Write out the records that appear below, verbatim and complete, but without pictures.

◆ ◆ ◆ ◆ ◆ ◆ ◆

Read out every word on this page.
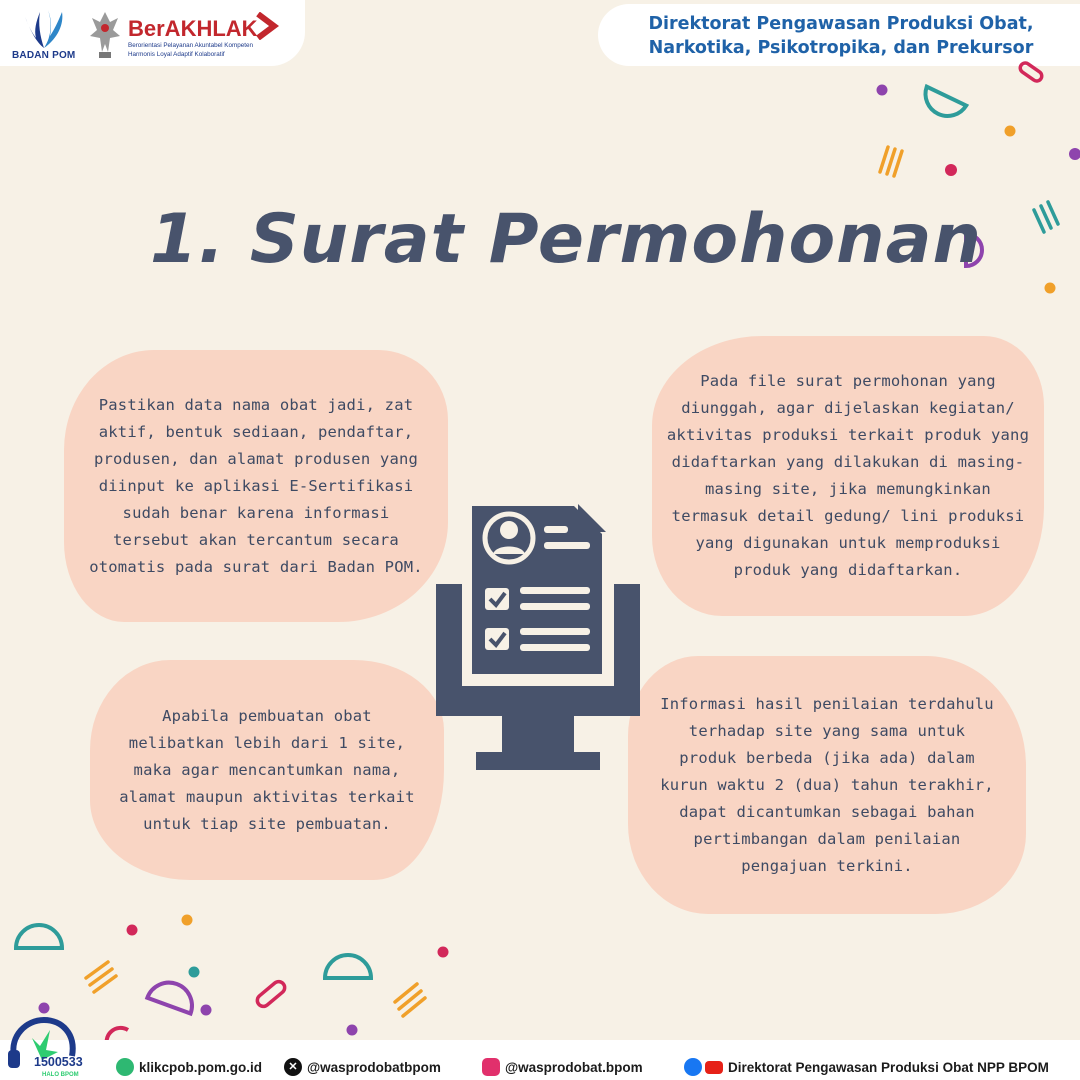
BADAN POM
BerAKHLAK
Berorientasi Pelayanan Akuntabel Kompeten
Harmonis Loyal Adaptif Kolaboratif
Direktorat Pengawasan Produksi Obat,
Narkotika, Psikotropika, dan Prekursor
1. Surat Permohonan

Pastikan data nama obat jadi, zat aktif, bentuk sediaan, pendaftar, produsen, dan alamat produsen yang diinput ke aplikasi E-Sertifikasi sudah benar karena informasi tersebut akan tercantum secara otomatis pada surat dari Badan POM.

Pada file surat permohonan yang diunggah, agar dijelaskan kegiatan/ aktivitas produksi terkait produk yang didaftarkan yang dilakukan di masing-masing site, jika memungkinkan termasuk detail gedung/ lini produksi yang digunakan untuk memproduksi produk yang didaftarkan.

Apabila pembuatan obat melibatkan lebih dari 1 site, maka agar mencantumkan nama, alamat maupun aktivitas terkait untuk tiap site pembuatan.

Informasi hasil penilaian terdahulu terhadap site yang sama untuk produk berbeda (jika ada) dalam kurun waktu 2 (dua) tahun terakhir, dapat dicantumkan sebagai bahan pertimbangan dalam penilaian pengajuan terkini.

1500533
HALO BPOM
klikcpob.pom.go.id	✕ @wasprodobatbpom	@wasprodobat.bpom	Direktorat Pengawasan Produksi Obat NPP BPOM
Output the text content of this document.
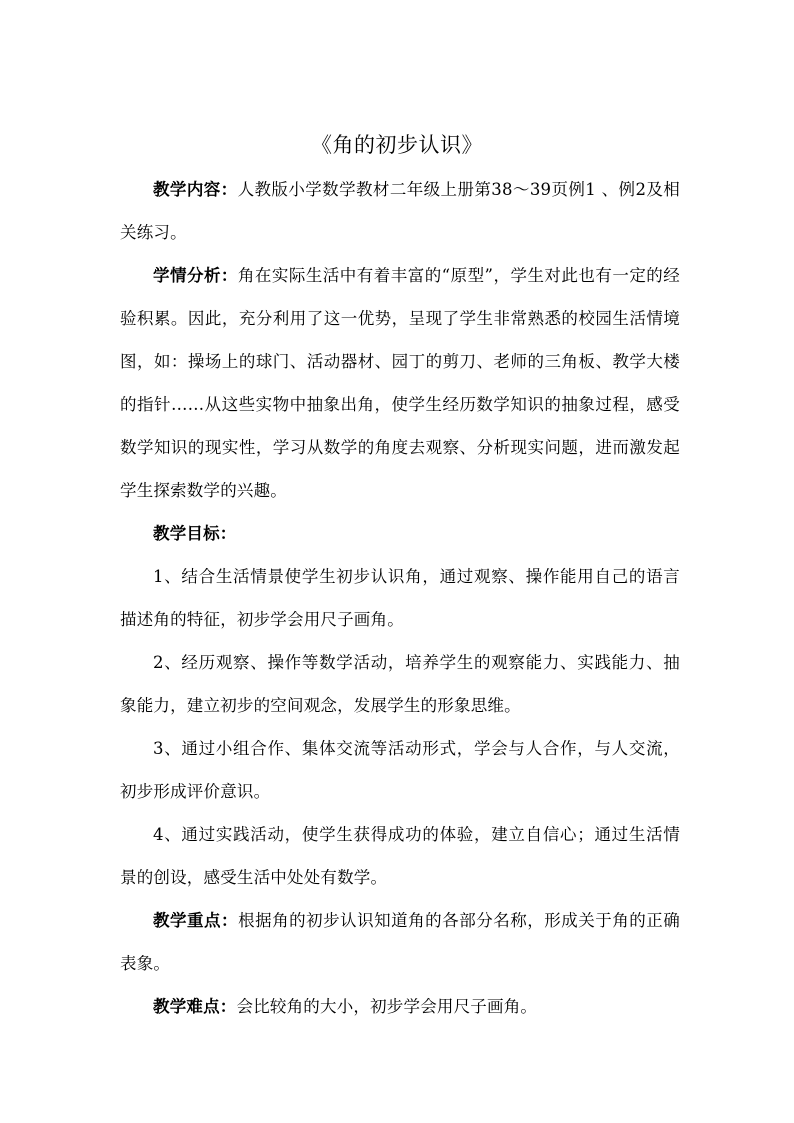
《角的初步认识》

教学内容：人教版小学数学教材二年级上册第38～39页例1 、例2及相关练习。

学情分析：角在实际生活中有着丰富的“原型”，学生对此也有一定的经验积累。因此，充分利用了这一优势，呈现了学生非常熟悉的校园生活情境图，如：操场上的球门、活动器材、园丁的剪刀、老师的三角板、教学大楼的指针……从这些实物中抽象出角，使学生经历数学知识的抽象过程，感受数学知识的现实性，学习从数学的角度去观察、分析现实问题，进而激发起学生探索数学的兴趣。

教学目标：

1、结合生活情景使学生初步认识角，通过观察、操作能用自己的语言描述角的特征，初步学会用尺子画角。

2、经历观察、操作等数学活动，培养学生的观察能力、实践能力、抽象能力，建立初步的空间观念，发展学生的形象思维。

3、通过小组合作、集体交流等活动形式，学会与人合作，与人交流，初步形成评价意识。

4、通过实践活动，使学生获得成功的体验，建立自信心；通过生活情景的创设，感受生活中处处有数学。

教学重点：根据角的初步认识知道角的各部分名称，形成关于角的正确表象。

教学难点：会比较角的大小，初步学会用尺子画角。
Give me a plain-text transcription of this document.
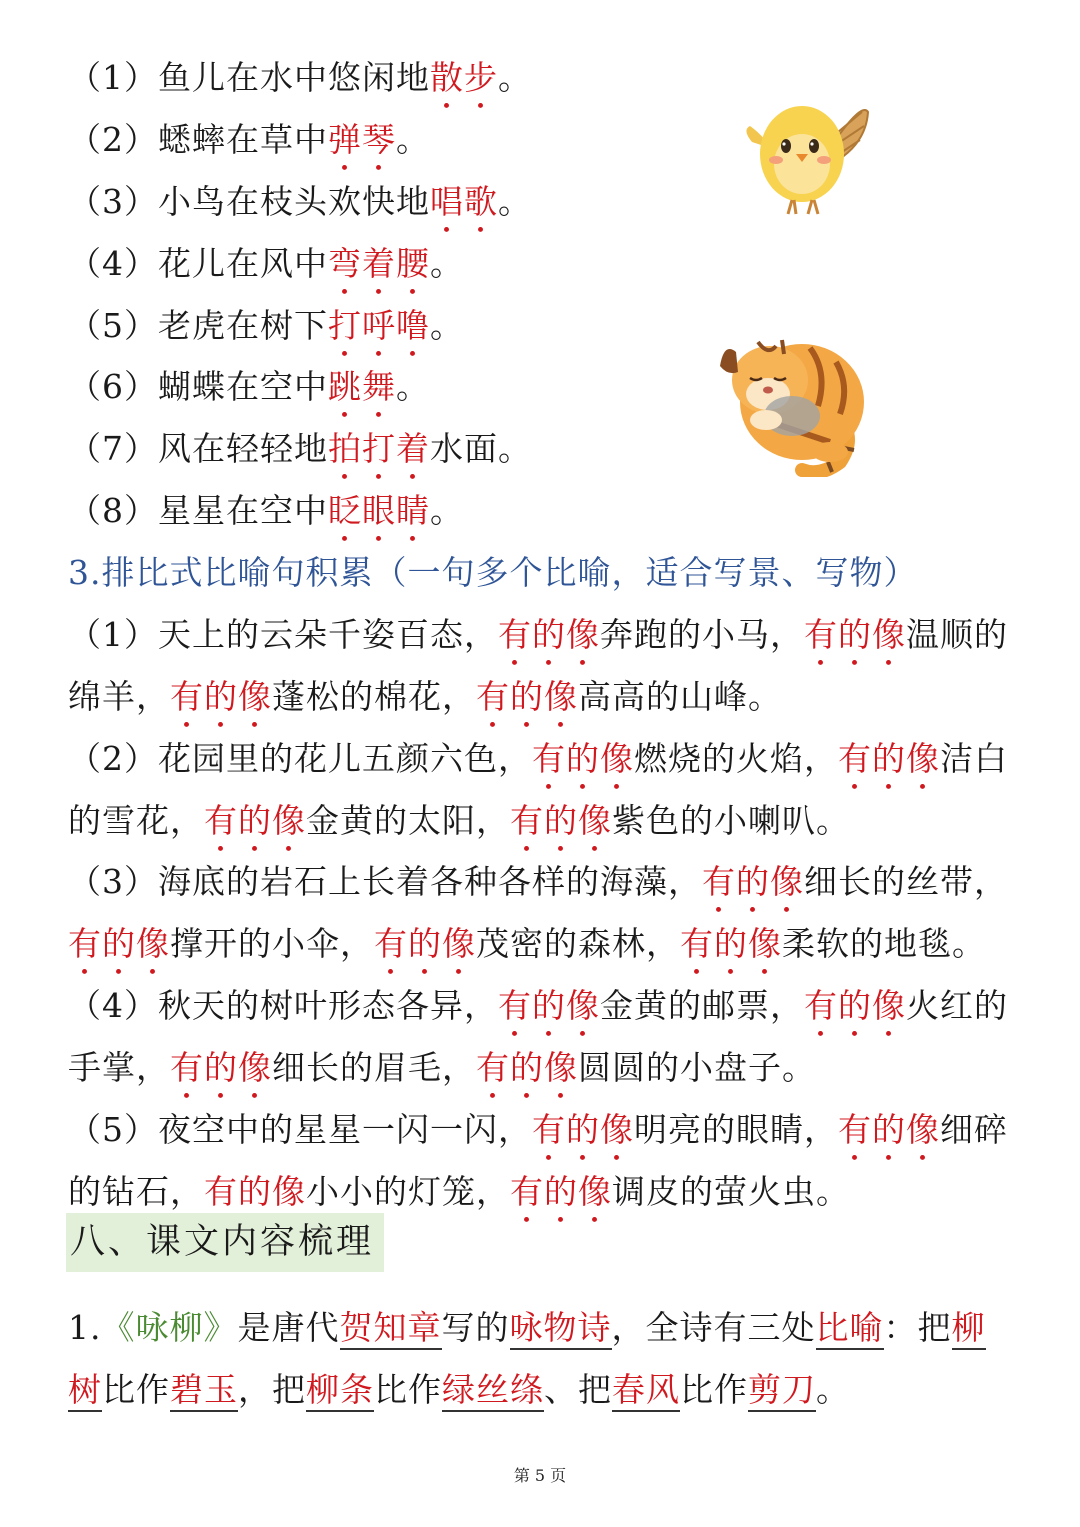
（1）鱼儿在水中悠闲地散步。
（2）蟋蟀在草中弹琴。
（3）小鸟在枝头欢快地唱歌。
（4）花儿在风中弯着腰。
（5）老虎在树下打呼噜。
（6）蝴蝶在空中跳舞。
（7）风在轻轻地拍打着水面。
（8）星星在空中眨眼睛。
3.排比式比喻句积累（一句多个比喻，适合写景、写物）
（1）天上的云朵千姿百态，有的像奔跑的小马，有的像温顺的
绵羊，有的像蓬松的棉花，有的像高高的山峰。
（2）花园里的花儿五颜六色，有的像燃烧的火焰，有的像洁白
的雪花，有的像金黄的太阳，有的像紫色的小喇叭。
（3）海底的岩石上长着各种各样的海藻，有的像细长的丝带，
有的像撑开的小伞，有的像茂密的森林，有的像柔软的地毯。
（4）秋天的树叶形态各异，有的像金黄的邮票，有的像火红的
手掌，有的像细长的眉毛，有的像圆圆的小盘子。
（5）夜空中的星星一闪一闪，有的像明亮的眼睛，有的像细碎
的钻石，有的像小小的灯笼，有的像调皮的萤火虫。
八、课文内容梳理
1.《咏柳》是唐代贺知章写的咏物诗，全诗有三处比喻：把柳
树比作碧玉，把柳条比作绿丝绦、把春风比作剪刀。
第 5 页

◆ ◆ ◆ ◆ ◆ ◆ ◆

● Problem solution
Read out every word on this page.
BADAN POM
BerAKHLAK
Berorientasi Pelayanan Akuntabel Kompeten
Harmonis Loyal Adaptif Kolaboratif
Direktorat Pengawasan Produksi Obat,
Narkotika, Psikotropika, dan Prekursor
1. Surat Permohonan

Pastikan data nama obat jadi, zat aktif, bentuk sediaan, pendaftar, produsen, dan alamat produsen yang diinput ke aplikasi E-Sertifikasi sudah benar karena informasi tersebut akan tercantum secara otomatis pada surat dari Badan POM.

Pada file surat permohonan yang diunggah, agar dijelaskan kegiatan/ aktivitas produksi terkait produk yang didaftarkan yang dilakukan di masing-masing site, jika memungkinkan termasuk detail gedung/ lini produksi yang digunakan untuk memproduksi produk yang didaftarkan.

Apabila pembuatan obat melibatkan lebih dari 1 site, maka agar mencantumkan nama, alamat maupun aktivitas terkait untuk tiap site pembuatan.

Informasi hasil penilaian terdahulu terhadap site yang sama untuk produk berbeda (jika ada) dalam kurun waktu 2 (dua) tahun terakhir, dapat dicantumkan sebagai bahan pertimbangan dalam penilaian pengajuan terkini.

1500533
HALO BPOM
klikcpob.pom.go.id	✕ @wasprodobatbpom	@wasprodobat.bpom	Direktorat Pengawasan Produksi Obat NPP BPOM
Output the text content of this document.
《角的初步认识》

教学内容：人教版小学数学教材二年级上册第38～39页例1 、例2及相关练习。

学情分析：角在实际生活中有着丰富的“原型”，学生对此也有一定的经验积累。因此，充分利用了这一优势，呈现了学生非常熟悉的校园生活情境图，如：操场上的球门、活动器材、园丁的剪刀、老师的三角板、教学大楼的指针……从这些实物中抽象出角，使学生经历数学知识的抽象过程，感受数学知识的现实性，学习从数学的角度去观察、分析现实问题，进而激发起学生探索数学的兴趣。

教学目标：

1、结合生活情景使学生初步认识角，通过观察、操作能用自己的语言描述角的特征，初步学会用尺子画角。

2、经历观察、操作等数学活动，培养学生的观察能力、实践能力、抽象能力，建立初步的空间观念，发展学生的形象思维。

3、通过小组合作、集体交流等活动形式，学会与人合作，与人交流，初步形成评价意识。

4、通过实践活动，使学生获得成功的体验，建立自信心；通过生活情景的创设，感受生活中处处有数学。

教学重点：根据角的初步认识知道角的各部分名称，形成关于角的正确表象。

教学难点：会比较角的大小，初步学会用尺子画角。
Give me a plain-text transcription of this document.
（1）鱼儿在水中悠闲地散步。
（2）蟋蟀在草中弹琴。
（3）小鸟在枝头欢快地唱歌。
（4）花儿在风中弯着腰。
（5）老虎在树下打呼噜。
（6）蝴蝶在空中跳舞。
（7）风在轻轻地拍打着水面。
（8）星星在空中眨眼睛。
3.排比式比喻句积累（一句多个比喻，适合写景、写物）
（1）天上的云朵千姿百态，有的像奔跑的小马，有的像温顺的
绵羊，有的像蓬松的棉花，有的像高高的山峰。
（2）花园里的花儿五颜六色，有的像燃烧的火焰，有的像洁白
的雪花，有的像金黄的太阳，有的像紫色的小喇叭。
（3）海底的岩石上长着各种各样的海藻，有的像细长的丝带，
有的像撑开的小伞，有的像茂密的森林，有的像柔软的地毯。
（4）秋天的树叶形态各异，有的像金黄的邮票，有的像火红的
手掌，有的像细长的眉毛，有的像圆圆的小盘子。
（5）夜空中的星星一闪一闪，有的像明亮的眼睛，有的像细碎
的钻石，有的像小小的灯笼，有的像调皮的萤火虫。
八、课文内容梳理
1.《咏柳》是唐代贺知章写的咏物诗，全诗有三处比喻：把柳
树比作碧玉，把柳条比作绿丝绦、把春风比作剪刀。
第 5 页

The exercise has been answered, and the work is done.